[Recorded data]

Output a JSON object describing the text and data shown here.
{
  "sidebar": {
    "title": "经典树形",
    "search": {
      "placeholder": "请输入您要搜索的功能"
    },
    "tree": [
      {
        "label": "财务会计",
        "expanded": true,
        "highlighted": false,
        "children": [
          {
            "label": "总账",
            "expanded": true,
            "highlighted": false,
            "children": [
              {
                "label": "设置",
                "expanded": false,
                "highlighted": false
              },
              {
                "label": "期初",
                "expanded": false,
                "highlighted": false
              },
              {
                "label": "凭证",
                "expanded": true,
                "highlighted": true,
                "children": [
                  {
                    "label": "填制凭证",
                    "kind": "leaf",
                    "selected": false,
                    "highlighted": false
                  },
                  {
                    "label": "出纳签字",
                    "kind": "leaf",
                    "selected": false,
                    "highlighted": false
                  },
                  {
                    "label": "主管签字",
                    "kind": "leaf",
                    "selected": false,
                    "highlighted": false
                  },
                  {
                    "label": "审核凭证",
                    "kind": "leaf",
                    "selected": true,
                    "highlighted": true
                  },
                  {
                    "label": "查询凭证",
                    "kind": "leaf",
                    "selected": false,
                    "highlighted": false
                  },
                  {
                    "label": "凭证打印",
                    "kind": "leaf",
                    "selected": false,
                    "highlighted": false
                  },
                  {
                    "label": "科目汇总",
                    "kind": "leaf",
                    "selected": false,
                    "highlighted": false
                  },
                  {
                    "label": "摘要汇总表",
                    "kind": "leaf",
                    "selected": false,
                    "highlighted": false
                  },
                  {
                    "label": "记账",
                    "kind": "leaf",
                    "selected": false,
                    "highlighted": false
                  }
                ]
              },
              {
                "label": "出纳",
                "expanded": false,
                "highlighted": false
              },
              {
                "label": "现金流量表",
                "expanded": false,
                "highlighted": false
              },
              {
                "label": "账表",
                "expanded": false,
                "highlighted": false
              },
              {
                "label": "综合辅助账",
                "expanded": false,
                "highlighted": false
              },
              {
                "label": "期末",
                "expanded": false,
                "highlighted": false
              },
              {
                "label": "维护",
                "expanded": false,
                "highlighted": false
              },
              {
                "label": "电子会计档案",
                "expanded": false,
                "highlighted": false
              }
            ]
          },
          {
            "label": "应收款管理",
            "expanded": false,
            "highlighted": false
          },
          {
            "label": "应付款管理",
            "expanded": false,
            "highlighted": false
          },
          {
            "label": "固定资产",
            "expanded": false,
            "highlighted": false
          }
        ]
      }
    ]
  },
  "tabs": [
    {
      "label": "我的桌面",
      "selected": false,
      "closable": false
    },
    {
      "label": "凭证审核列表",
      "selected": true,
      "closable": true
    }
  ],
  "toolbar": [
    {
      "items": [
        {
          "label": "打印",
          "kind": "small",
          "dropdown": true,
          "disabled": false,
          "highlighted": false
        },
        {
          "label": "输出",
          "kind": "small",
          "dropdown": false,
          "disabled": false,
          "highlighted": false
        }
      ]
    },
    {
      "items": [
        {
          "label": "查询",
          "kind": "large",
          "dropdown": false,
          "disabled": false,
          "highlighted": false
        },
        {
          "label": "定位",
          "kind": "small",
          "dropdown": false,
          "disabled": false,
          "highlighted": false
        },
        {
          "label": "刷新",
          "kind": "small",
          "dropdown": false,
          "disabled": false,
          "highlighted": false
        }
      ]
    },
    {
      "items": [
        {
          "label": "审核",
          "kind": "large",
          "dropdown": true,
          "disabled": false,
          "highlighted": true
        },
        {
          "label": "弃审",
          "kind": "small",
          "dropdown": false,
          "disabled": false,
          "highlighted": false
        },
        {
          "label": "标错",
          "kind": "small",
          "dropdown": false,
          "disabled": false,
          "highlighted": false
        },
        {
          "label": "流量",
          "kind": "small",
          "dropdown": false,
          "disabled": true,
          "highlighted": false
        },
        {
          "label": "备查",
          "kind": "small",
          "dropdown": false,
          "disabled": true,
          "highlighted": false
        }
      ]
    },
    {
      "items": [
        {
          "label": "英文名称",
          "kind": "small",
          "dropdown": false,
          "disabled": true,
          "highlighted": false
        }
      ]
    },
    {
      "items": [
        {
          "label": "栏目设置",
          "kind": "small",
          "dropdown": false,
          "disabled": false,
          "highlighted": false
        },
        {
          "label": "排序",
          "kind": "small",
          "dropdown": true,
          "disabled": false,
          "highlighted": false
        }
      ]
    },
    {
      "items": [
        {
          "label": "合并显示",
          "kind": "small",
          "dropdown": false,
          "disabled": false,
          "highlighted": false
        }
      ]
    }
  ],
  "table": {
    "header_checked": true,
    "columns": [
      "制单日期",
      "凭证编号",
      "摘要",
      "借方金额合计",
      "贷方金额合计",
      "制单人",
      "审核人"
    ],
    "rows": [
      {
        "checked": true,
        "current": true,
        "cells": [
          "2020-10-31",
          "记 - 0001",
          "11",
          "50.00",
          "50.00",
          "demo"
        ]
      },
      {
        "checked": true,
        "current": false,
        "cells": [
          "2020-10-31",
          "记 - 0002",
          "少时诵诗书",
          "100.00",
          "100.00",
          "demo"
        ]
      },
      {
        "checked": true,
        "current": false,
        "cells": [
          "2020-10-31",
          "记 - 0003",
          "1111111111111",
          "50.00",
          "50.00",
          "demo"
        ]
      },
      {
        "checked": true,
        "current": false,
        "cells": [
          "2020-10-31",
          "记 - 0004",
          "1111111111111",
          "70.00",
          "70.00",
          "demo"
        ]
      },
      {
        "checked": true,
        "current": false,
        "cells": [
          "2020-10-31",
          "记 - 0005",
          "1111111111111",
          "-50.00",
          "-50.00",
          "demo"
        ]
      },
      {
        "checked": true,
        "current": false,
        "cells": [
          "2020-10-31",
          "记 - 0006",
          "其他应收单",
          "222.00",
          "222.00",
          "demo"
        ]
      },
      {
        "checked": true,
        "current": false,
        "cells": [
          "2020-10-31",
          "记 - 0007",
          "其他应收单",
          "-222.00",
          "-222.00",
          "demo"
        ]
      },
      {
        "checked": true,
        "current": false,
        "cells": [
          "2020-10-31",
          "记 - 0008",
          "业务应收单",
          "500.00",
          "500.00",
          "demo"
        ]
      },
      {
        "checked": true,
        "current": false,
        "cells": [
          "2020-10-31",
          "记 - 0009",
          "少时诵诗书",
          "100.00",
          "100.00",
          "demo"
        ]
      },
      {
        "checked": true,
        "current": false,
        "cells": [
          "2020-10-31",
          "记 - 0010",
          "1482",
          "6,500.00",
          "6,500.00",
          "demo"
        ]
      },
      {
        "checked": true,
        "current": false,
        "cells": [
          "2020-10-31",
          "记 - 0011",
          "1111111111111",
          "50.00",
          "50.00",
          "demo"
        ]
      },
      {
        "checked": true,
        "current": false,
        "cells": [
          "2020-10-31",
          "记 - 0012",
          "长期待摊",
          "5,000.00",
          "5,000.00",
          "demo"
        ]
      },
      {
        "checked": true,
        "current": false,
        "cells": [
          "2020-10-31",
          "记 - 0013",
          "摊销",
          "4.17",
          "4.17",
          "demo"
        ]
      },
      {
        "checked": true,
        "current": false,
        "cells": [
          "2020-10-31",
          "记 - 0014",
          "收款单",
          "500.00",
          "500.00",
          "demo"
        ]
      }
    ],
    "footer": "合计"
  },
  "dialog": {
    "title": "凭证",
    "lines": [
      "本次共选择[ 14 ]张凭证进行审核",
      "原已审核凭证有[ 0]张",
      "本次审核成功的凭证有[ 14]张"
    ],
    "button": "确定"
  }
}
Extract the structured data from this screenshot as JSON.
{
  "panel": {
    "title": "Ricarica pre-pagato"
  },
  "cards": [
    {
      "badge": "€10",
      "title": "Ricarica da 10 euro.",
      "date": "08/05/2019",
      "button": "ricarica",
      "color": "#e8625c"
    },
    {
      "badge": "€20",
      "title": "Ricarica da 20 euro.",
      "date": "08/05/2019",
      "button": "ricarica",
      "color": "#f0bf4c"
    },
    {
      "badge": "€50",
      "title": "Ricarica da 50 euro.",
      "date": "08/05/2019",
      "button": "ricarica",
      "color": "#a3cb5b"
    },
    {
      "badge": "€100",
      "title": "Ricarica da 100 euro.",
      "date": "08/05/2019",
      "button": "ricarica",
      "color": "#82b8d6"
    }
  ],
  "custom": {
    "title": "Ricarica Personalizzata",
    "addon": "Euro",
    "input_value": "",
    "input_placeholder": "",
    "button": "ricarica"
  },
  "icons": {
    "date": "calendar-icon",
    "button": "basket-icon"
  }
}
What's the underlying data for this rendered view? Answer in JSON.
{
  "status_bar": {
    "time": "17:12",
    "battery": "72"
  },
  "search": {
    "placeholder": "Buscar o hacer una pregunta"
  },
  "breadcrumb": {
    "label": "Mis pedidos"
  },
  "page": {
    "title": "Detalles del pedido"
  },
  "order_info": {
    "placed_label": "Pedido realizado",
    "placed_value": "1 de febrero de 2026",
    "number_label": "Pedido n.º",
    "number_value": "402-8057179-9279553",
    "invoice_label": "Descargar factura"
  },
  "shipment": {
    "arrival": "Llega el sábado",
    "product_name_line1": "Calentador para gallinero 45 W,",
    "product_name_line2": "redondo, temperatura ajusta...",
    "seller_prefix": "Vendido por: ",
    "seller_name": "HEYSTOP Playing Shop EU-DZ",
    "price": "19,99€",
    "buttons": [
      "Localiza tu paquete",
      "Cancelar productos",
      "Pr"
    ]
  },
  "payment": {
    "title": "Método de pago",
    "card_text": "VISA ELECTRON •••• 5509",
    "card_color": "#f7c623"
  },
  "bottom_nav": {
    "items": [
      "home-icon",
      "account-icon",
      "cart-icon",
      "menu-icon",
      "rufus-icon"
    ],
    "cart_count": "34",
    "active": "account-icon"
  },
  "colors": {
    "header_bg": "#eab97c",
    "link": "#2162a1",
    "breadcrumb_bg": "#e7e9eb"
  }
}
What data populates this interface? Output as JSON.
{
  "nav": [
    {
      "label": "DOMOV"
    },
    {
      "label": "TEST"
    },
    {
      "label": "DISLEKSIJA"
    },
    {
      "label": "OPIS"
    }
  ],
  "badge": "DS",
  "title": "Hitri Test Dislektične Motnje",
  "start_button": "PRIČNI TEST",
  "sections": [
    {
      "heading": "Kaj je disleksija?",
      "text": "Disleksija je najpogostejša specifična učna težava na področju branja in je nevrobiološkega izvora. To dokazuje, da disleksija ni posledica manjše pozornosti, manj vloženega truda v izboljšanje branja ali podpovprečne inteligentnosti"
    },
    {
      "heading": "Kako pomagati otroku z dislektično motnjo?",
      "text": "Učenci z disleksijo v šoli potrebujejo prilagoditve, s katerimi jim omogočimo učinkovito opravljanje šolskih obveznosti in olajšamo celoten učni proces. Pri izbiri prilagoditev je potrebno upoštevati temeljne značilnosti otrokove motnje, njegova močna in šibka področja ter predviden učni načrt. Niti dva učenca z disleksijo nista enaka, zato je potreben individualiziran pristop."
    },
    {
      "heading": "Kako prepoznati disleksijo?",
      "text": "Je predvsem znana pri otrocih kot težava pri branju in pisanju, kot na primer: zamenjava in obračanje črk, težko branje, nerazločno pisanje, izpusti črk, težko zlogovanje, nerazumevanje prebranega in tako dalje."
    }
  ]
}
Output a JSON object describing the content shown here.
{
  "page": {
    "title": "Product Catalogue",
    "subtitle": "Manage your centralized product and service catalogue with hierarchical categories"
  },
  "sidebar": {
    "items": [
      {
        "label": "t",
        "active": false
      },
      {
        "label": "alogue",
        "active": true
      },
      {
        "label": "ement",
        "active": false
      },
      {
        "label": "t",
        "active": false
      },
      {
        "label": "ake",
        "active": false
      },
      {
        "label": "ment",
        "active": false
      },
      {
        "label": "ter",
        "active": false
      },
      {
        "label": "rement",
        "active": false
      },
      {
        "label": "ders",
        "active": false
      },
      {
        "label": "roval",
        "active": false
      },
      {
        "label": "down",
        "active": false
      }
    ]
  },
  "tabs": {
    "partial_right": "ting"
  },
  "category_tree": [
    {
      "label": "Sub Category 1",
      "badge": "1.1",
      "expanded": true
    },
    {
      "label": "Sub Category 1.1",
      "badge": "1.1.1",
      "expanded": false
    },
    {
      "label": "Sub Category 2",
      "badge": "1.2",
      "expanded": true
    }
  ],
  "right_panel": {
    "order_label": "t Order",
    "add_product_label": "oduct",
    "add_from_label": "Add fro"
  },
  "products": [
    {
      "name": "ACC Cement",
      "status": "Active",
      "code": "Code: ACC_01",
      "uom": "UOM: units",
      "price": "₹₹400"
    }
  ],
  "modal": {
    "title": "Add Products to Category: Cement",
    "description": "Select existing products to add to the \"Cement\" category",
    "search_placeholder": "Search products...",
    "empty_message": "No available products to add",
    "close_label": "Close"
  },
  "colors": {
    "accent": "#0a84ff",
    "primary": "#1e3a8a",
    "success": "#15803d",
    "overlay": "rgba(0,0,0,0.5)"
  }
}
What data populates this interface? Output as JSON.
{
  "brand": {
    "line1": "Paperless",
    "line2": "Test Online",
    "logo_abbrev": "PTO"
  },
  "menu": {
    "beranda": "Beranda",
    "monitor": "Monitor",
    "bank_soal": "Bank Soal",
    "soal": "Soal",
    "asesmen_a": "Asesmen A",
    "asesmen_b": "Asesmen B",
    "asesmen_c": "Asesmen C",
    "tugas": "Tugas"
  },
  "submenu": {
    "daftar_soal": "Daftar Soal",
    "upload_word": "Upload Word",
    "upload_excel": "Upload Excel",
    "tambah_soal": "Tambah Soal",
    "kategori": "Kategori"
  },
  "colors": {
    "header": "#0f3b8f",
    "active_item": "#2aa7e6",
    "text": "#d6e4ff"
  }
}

■ **WHAT TO DO**:
Check every line of the data, and copy the ones that contain "težava".

■ **WRITTEN SOLUTION**:
      "text": "Disleksija je najpogostejša specifična učna težava na področju branja in je nevrobiološkega izvora. To dokazuje, da disleksija ni posledica manjše pozornosti, manj vloženega truda v izboljšanje branja ali podpovprečne inteligentnosti"
      "text": "Je predvsem znana pri otrocih kot težava pri branju in pisanju, kot na primer: zamenjava in obračanje črk, težko branje, nerazločno pisanje, izpusti črk, težko zlogovanje, nerazumevanje prebranega in tako dalje."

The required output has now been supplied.